_DIRECTIVE_
Give the listing again exactly, omitting its images.
# start of RECORD EXCERPTS
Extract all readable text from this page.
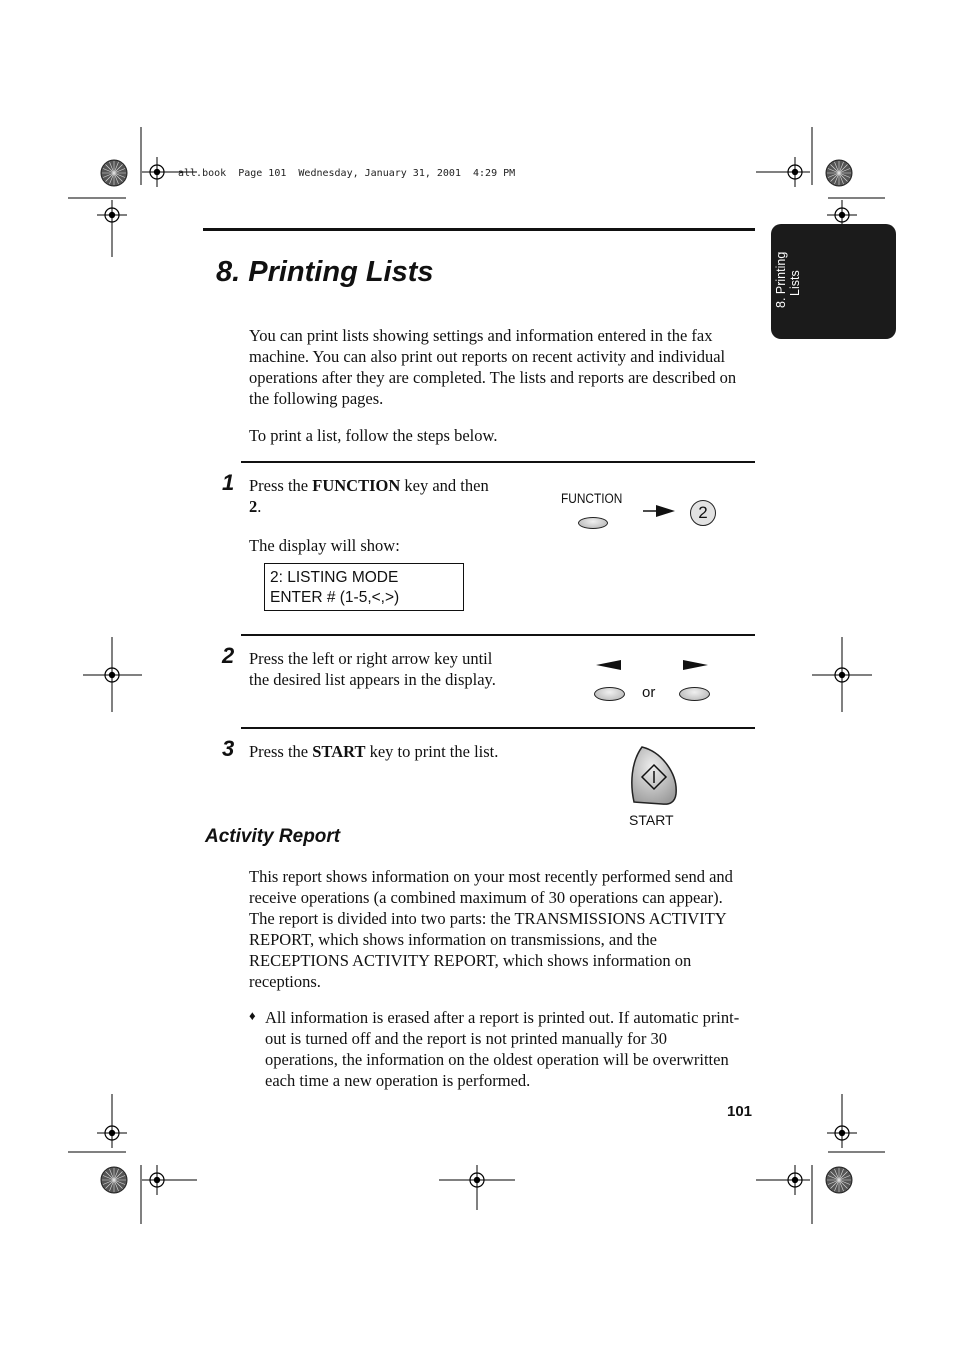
all.book  Page 101  Wednesday, January 31, 2001  4:29 PM
8. Printing Lists
8. Printing Lists
You can print lists showing settings and information entered in the fax machine. You can also print out reports on recent activity and individual operations after they are completed. The lists and reports are described on the following pages.
To print a list, follow the steps below.
1 Press the FUNCTION key and then
2.
The display will show:
2: LISTING MODE
ENTER # (1-5,<,>)
FUNCTION
2
2 Press the left or right arrow key until
the desired list appears in the display.
or
3 Press the START key to print the list.
START
Activity Report
This report shows information on your most recently performed send and receive operations (a combined maximum of 30 operations can appear). The report is divided into two parts: the TRANSMISSIONS ACTIVITY REPORT, which shows information on transmissions, and the RECEPTIONS ACTIVITY REPORT, which shows information on receptions.
♦ All information is erased after a report is printed out. If automatic print-out is turned off and the report is not printed manually for 30 operations, the information on the oldest operation will be overwritten each time a new operation is performed.
101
# end of RECORD EXCERPTS
_FULL SOLUTION_
Extract all readable text from this page.
all.book  Page 101  Wednesday, January 31, 2001  4:29 PM
8. Printing Lists
8. Printing Lists
You can print lists showing settings and information entered in the fax machine. You can also print out reports on recent activity and individual operations after they are completed. The lists and reports are described on the following pages.
To print a list, follow the steps below.
1 Press the FUNCTION key and then
2.
The display will show:
2: LISTING MODE
ENTER # (1-5,<,>)
FUNCTION
2
2 Press the left or right arrow key until
the desired list appears in the display.
or
3 Press the START key to print the list.
START
Activity Report
This report shows information on your most recently performed send and receive operations (a combined maximum of 30 operations can appear). The report is divided into two parts: the TRANSMISSIONS ACTIVITY REPORT, which shows information on transmissions, and the RECEPTIONS ACTIVITY REPORT, which shows information on receptions.
♦ All information is erased after a report is printed out. If automatic print-out is turned off and the report is not printed manually for 30 operations, the information on the oldest operation will be overwritten each time a new operation is performed.
101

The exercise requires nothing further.